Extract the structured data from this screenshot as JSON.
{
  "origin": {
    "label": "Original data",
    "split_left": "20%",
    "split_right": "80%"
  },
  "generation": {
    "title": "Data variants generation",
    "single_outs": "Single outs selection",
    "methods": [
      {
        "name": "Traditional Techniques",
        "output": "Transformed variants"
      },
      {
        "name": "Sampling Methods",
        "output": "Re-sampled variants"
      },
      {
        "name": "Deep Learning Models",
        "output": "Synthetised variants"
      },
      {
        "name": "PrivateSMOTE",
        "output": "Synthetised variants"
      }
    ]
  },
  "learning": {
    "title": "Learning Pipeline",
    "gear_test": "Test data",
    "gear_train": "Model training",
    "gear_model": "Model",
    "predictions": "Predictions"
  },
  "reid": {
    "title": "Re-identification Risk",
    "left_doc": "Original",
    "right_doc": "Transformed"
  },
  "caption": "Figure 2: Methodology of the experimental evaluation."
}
══════════
GOAL OF THE EXERCISE ▸ In the data above, count the lines where the word "Original" appears; reply with the number only.

OUTPUT ▸ 2